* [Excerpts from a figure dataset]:
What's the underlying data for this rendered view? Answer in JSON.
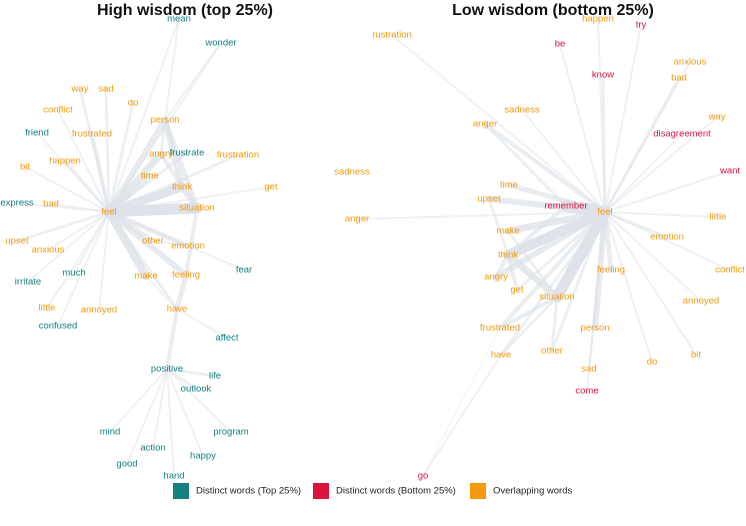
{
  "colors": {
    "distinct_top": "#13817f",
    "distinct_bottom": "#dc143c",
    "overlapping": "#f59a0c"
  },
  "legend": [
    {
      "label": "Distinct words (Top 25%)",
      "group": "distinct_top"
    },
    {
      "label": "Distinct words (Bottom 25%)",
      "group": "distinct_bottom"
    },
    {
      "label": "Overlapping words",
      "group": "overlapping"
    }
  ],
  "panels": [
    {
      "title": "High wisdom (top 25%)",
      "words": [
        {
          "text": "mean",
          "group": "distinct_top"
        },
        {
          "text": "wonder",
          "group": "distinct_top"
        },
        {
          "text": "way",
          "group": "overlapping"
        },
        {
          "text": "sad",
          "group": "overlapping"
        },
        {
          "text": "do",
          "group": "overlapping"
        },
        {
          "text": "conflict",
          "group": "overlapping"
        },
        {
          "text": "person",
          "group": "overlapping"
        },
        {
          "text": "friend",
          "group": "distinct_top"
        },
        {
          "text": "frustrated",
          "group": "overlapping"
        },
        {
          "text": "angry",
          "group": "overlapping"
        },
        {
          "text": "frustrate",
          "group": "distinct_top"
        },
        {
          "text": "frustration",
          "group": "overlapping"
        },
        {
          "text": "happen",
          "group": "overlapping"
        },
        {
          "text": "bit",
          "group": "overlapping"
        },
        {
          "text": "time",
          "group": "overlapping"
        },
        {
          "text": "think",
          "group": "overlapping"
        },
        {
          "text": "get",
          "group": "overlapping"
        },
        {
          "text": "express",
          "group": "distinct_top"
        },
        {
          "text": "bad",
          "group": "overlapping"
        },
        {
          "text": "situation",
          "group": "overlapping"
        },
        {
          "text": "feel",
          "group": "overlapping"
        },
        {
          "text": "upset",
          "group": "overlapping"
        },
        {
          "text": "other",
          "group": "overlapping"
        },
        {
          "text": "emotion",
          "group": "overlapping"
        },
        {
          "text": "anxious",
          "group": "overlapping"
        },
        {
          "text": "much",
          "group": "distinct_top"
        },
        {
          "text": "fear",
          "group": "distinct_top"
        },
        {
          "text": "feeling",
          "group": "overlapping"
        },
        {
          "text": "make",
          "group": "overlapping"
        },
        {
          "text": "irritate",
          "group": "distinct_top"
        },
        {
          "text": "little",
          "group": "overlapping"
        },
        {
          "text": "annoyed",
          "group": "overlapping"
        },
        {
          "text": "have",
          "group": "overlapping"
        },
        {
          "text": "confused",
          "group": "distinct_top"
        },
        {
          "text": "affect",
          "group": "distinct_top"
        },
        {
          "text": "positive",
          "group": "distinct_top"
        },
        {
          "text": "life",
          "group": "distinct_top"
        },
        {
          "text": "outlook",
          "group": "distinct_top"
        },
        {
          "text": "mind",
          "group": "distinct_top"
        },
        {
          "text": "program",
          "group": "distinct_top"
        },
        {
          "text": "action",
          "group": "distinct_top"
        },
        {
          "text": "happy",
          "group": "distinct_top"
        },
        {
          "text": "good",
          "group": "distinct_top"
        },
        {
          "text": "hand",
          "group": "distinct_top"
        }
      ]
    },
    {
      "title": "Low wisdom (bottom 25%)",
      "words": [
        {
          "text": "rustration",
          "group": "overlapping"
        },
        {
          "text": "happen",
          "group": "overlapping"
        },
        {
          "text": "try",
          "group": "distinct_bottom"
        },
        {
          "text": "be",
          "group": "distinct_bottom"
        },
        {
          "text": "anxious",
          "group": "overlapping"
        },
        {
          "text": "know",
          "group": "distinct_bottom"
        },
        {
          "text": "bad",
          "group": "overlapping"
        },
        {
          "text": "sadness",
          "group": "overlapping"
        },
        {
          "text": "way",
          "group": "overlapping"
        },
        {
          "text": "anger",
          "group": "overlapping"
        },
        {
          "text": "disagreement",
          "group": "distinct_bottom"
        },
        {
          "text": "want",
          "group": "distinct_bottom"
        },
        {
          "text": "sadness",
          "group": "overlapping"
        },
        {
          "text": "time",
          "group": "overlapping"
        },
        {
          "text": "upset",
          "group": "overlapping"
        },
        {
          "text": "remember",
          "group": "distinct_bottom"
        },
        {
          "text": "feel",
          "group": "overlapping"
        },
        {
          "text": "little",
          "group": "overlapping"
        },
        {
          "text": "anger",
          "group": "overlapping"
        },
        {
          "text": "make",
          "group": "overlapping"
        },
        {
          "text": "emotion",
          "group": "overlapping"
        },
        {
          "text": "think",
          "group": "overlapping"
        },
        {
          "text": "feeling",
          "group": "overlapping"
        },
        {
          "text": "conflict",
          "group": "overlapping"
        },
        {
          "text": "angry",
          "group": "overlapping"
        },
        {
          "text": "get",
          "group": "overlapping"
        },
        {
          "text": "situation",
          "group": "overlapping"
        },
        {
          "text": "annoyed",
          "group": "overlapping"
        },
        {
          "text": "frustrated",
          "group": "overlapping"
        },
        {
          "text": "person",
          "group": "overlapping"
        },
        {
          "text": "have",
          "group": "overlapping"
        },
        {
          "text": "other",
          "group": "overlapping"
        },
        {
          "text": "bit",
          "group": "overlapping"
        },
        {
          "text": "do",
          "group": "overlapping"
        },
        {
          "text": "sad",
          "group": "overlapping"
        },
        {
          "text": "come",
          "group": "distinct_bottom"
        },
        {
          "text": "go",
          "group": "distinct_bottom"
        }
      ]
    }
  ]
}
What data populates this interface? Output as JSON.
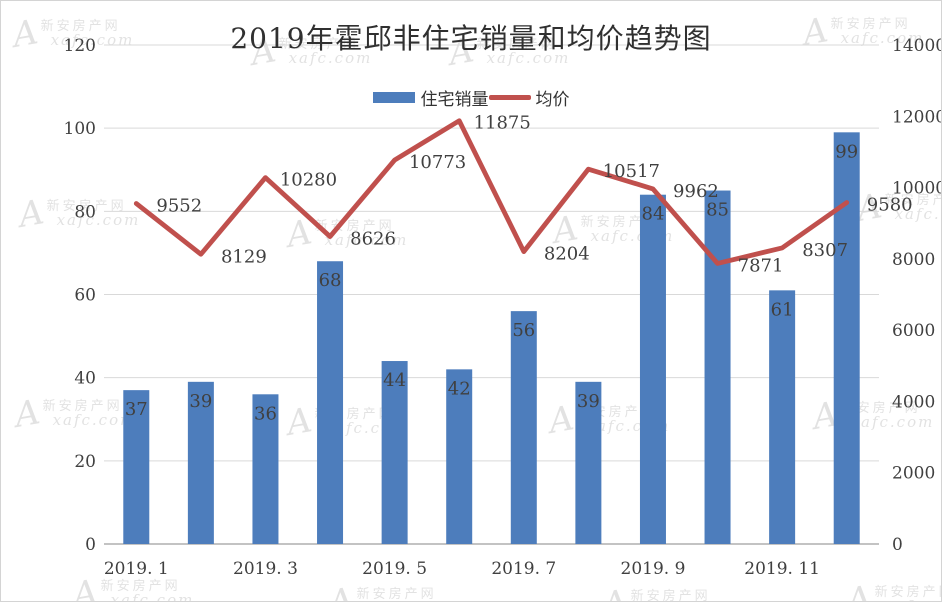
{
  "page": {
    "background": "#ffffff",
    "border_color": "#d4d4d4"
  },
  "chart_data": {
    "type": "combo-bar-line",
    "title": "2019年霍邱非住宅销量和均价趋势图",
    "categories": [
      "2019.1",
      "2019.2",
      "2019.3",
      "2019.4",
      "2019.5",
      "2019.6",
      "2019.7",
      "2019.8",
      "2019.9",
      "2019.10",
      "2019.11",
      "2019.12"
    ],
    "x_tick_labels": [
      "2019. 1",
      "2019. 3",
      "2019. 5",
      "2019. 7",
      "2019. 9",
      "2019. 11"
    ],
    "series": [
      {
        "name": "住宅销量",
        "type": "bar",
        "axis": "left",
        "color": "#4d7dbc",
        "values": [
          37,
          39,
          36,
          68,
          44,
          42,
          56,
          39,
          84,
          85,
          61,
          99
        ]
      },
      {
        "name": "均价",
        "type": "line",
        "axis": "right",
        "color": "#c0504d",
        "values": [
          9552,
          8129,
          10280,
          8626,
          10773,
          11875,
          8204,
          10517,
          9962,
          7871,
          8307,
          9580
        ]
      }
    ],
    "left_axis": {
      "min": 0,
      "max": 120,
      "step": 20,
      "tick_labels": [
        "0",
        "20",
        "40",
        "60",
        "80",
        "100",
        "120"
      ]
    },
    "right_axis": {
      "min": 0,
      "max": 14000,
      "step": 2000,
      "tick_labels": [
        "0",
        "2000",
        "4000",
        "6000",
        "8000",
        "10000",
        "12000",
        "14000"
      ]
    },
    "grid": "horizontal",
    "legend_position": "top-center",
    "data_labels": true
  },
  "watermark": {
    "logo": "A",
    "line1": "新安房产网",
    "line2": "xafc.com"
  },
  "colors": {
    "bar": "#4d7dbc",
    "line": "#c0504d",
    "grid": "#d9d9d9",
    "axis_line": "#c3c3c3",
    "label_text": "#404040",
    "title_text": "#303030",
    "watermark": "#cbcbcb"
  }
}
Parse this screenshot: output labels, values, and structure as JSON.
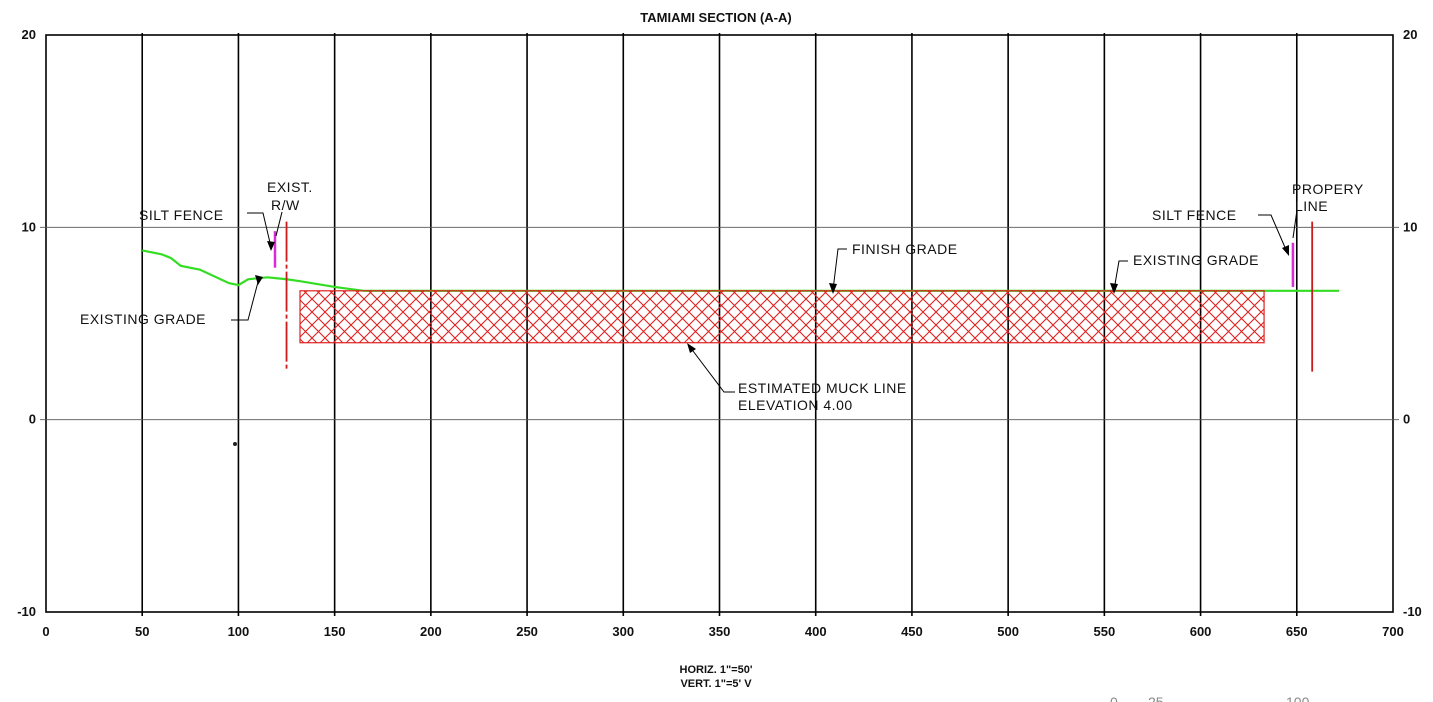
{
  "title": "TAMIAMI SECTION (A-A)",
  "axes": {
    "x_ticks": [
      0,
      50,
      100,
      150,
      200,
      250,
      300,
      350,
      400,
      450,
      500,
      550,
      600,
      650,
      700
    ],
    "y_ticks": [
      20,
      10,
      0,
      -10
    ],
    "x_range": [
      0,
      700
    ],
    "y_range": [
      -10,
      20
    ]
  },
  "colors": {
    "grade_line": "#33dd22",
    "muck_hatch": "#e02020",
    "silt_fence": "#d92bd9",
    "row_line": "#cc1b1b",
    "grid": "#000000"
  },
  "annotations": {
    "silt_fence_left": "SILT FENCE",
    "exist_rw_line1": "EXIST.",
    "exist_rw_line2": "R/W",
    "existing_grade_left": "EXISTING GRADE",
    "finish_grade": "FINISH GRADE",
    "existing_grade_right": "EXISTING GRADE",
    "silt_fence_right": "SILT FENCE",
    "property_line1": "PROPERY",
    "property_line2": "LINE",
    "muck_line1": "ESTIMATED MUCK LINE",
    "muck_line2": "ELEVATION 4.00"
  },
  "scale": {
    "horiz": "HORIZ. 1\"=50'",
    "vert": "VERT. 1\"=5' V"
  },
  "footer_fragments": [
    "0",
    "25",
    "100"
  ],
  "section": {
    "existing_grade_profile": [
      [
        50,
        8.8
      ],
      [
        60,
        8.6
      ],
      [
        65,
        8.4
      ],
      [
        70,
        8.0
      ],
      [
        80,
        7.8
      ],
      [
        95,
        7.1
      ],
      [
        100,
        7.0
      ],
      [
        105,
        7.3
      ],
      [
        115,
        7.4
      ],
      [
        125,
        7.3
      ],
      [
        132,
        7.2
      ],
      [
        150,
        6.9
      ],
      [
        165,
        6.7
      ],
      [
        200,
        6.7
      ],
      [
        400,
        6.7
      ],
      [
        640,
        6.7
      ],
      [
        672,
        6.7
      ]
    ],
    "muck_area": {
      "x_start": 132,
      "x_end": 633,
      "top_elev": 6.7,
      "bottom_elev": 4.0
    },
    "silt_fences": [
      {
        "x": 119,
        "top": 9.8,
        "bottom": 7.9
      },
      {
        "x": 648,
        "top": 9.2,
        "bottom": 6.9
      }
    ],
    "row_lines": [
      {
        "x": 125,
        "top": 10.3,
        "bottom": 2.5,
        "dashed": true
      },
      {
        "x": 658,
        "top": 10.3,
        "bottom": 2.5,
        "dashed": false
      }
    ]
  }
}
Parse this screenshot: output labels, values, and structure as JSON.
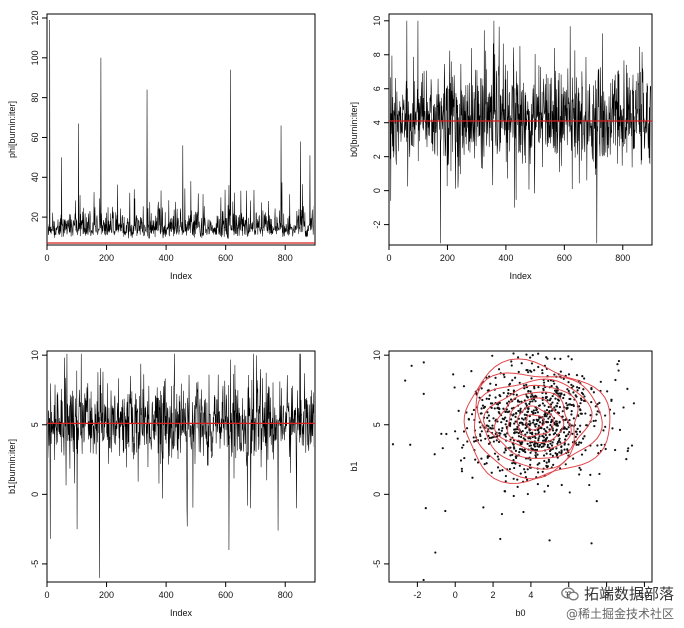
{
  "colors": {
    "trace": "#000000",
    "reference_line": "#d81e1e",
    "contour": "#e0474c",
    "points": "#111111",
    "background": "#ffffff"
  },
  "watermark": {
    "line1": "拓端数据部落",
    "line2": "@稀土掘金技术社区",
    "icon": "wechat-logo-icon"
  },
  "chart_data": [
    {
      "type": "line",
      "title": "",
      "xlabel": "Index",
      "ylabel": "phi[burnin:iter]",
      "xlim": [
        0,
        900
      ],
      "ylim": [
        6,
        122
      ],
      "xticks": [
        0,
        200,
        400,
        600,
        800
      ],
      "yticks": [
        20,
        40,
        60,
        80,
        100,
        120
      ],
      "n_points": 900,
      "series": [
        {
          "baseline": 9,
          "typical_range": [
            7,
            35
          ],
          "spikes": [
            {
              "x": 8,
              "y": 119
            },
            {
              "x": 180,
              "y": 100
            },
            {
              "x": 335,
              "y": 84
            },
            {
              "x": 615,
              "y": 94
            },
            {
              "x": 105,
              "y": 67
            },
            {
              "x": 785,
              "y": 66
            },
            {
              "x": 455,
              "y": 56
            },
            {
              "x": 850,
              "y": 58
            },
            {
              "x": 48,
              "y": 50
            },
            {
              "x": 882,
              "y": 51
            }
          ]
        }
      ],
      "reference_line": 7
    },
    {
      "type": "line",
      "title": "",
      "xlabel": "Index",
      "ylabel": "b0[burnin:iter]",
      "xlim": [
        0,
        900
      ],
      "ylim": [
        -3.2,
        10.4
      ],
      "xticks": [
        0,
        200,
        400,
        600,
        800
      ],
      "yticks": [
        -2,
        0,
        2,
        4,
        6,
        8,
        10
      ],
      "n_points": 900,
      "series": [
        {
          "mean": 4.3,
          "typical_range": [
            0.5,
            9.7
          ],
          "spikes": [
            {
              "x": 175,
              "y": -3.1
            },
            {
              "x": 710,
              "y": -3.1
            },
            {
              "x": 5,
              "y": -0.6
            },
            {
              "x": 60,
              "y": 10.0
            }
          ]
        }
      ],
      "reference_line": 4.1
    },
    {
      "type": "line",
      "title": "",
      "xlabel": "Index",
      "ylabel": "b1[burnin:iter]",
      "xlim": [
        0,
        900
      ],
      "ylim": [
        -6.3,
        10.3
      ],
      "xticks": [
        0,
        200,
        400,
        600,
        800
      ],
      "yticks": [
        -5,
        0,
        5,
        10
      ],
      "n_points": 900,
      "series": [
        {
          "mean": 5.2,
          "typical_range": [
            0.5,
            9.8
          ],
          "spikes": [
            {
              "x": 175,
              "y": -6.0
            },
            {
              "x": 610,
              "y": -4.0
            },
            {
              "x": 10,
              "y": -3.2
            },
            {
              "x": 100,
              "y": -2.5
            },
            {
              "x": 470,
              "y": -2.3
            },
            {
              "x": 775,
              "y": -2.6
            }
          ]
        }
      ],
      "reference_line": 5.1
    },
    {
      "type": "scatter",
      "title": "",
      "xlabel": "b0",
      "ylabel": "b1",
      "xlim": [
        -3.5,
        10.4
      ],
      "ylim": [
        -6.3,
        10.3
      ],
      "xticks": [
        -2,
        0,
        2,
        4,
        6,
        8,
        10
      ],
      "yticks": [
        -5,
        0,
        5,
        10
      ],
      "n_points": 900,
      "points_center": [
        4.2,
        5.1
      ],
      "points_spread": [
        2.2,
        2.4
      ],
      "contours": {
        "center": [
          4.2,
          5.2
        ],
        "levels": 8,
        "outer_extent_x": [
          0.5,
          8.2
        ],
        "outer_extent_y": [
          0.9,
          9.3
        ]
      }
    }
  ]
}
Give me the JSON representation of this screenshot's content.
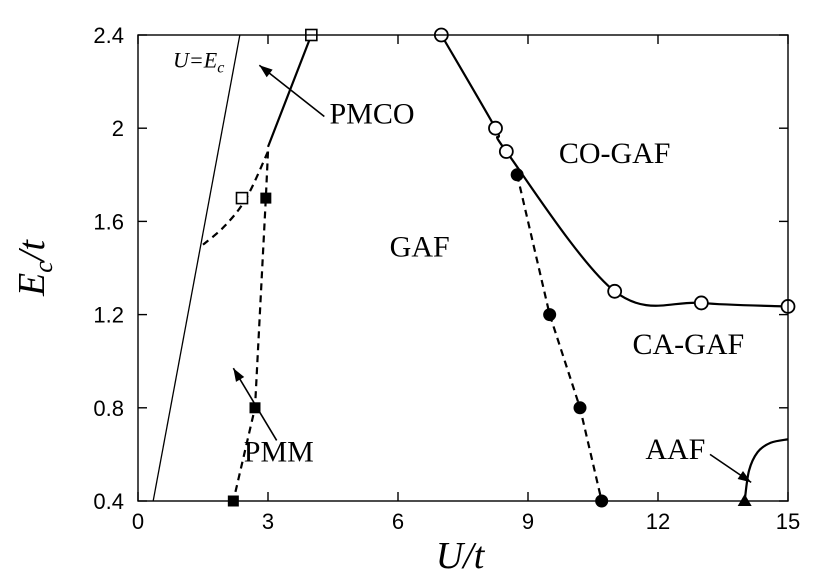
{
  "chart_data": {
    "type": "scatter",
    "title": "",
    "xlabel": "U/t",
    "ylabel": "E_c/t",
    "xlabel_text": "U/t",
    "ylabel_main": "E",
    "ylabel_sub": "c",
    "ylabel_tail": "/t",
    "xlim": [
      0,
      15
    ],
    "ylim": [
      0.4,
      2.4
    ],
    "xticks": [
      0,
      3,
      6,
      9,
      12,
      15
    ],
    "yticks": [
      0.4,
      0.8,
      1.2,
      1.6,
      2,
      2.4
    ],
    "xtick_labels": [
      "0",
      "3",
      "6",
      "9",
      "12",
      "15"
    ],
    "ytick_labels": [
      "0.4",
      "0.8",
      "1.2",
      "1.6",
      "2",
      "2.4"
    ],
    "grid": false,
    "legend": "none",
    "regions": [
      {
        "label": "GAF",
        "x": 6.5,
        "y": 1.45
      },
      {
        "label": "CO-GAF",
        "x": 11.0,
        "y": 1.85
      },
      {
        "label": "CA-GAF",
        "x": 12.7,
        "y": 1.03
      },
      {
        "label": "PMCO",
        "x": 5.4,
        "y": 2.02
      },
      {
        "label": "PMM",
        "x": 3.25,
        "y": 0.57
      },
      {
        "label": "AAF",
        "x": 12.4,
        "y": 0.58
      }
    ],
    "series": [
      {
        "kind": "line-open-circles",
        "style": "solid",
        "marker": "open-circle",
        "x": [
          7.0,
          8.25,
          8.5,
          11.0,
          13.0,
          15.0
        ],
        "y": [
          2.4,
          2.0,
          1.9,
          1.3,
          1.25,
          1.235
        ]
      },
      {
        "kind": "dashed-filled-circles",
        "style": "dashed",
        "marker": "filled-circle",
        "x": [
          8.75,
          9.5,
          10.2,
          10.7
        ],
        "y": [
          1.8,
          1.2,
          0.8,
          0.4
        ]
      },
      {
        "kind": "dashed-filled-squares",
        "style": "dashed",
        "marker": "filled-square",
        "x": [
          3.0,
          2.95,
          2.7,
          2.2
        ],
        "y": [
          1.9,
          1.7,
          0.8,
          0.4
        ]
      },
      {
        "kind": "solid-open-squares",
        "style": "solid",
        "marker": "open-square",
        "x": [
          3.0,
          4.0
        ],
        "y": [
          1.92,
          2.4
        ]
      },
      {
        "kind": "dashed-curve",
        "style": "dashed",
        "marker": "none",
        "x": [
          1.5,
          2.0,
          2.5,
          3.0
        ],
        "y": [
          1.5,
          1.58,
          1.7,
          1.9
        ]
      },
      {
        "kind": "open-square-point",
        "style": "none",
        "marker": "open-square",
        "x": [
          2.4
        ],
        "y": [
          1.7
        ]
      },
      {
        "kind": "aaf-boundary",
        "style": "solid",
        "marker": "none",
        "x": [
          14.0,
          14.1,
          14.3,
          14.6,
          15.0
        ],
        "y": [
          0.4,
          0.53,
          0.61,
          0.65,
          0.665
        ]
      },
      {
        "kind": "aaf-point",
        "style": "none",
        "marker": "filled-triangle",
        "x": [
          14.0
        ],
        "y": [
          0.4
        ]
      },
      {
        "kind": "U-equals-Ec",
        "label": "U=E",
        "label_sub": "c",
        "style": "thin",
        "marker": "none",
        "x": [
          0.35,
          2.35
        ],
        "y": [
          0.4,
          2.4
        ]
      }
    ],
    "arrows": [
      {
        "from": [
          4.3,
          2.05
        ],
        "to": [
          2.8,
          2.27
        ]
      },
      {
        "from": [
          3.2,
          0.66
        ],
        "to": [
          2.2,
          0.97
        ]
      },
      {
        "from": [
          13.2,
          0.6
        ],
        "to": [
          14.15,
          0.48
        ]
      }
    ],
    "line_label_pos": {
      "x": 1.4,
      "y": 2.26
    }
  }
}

* [EXERCISE OBJECTIVE]: Please list every line of the records that contains "wisdom".

* [COMPLETE OUTPUT]:
      "title": "High wisdom (top 25%)",
      "title": "Low wisdom (bottom 25%)",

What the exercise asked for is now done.